Check each line of the material below, and copy it if it holds the string "после".

***** The input *****

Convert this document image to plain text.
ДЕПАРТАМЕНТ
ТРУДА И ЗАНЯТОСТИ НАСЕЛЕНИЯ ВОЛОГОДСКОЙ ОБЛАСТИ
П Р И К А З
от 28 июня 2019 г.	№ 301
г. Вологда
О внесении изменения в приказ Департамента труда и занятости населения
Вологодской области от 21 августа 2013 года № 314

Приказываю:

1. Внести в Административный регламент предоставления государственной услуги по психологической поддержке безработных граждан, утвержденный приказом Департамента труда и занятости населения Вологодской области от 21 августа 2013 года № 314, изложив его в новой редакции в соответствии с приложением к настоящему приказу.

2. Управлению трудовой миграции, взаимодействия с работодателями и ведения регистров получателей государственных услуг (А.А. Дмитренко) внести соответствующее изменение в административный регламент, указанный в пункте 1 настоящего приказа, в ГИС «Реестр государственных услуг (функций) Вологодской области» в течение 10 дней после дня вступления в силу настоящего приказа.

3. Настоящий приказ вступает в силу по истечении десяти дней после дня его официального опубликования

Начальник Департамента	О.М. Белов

*****

* Response for this exercise
2. Управлению трудовой миграции, взаимодействия с работодателями и ведения регистров получателей государственных услуг (А.А. Дмитренко) внести соответствующее изменение в административный регламент, указанный в пункте 1 настоящего приказа, в ГИС «Реестр государственных услуг (функций) Вологодской области» в течение 10 дней после дня вступления в силу настоящего приказа.
3. Настоящий приказ вступает в силу по истечении десяти дней после дня его официального опубликования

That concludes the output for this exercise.